- EXCERPTED DATA
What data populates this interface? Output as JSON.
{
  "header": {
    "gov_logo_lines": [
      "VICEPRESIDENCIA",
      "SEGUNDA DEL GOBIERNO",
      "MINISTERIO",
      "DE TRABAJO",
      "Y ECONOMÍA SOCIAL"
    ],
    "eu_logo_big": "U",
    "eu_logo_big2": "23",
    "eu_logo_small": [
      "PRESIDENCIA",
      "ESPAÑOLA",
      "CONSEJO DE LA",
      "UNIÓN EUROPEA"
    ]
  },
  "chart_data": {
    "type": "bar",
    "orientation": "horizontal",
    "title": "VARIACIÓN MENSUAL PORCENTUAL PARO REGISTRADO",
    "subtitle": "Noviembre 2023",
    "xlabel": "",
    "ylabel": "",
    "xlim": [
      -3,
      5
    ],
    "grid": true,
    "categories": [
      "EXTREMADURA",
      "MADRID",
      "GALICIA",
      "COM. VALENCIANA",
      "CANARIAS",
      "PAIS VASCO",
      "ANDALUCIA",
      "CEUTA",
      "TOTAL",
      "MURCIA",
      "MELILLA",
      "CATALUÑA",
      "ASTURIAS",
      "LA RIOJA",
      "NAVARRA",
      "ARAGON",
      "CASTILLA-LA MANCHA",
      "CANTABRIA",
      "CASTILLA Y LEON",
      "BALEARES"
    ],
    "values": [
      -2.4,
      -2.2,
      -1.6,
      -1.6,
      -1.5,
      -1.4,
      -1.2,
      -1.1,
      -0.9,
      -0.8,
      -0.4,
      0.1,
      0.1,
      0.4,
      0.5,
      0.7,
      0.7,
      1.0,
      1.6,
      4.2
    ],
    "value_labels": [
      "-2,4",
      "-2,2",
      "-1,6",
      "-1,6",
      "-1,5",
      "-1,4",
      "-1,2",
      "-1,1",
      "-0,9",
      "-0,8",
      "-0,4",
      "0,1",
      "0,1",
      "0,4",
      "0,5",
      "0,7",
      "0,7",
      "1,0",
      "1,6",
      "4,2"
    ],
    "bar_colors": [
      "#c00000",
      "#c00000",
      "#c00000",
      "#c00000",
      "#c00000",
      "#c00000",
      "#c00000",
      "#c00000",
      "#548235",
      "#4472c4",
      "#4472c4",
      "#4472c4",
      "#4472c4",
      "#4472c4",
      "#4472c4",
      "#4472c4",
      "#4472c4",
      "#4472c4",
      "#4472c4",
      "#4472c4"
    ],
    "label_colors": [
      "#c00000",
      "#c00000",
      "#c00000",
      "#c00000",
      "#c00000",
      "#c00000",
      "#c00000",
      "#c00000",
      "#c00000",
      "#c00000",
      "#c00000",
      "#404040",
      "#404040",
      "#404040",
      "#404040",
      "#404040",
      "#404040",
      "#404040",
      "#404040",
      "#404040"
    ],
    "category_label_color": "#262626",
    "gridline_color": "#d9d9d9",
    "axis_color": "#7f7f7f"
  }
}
--
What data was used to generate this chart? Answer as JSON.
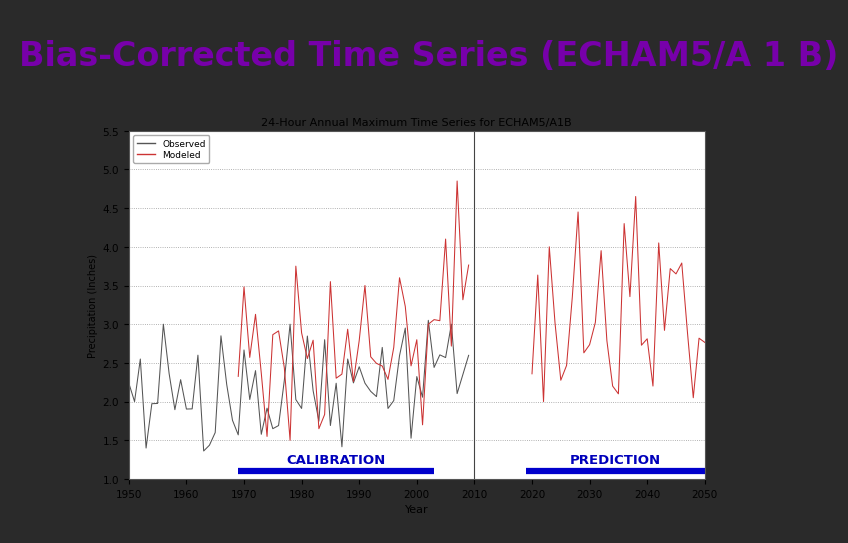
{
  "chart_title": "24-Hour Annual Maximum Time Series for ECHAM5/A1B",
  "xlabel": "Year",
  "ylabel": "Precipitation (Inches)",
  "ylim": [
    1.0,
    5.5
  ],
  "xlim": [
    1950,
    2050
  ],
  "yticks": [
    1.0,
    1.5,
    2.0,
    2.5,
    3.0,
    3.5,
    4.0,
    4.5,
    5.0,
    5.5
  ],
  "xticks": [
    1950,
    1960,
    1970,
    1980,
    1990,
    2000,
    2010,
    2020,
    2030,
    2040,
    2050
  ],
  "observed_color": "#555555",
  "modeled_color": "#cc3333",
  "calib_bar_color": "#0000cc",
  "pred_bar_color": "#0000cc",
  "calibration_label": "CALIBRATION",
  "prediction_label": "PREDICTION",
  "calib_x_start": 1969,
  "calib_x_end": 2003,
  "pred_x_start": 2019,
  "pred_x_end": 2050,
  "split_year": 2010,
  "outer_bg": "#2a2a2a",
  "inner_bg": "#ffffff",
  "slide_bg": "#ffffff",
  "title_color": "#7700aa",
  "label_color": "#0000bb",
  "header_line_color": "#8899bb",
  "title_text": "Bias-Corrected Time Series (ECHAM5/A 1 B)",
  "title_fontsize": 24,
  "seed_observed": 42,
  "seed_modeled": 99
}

- WRITTEN REQUEST
From the data above, gather every line that includes the word "JSON".

- TASK RESPONSE
What data populates this interface? Output as JSON.
What data was used to generate this chart? Answer as JSON.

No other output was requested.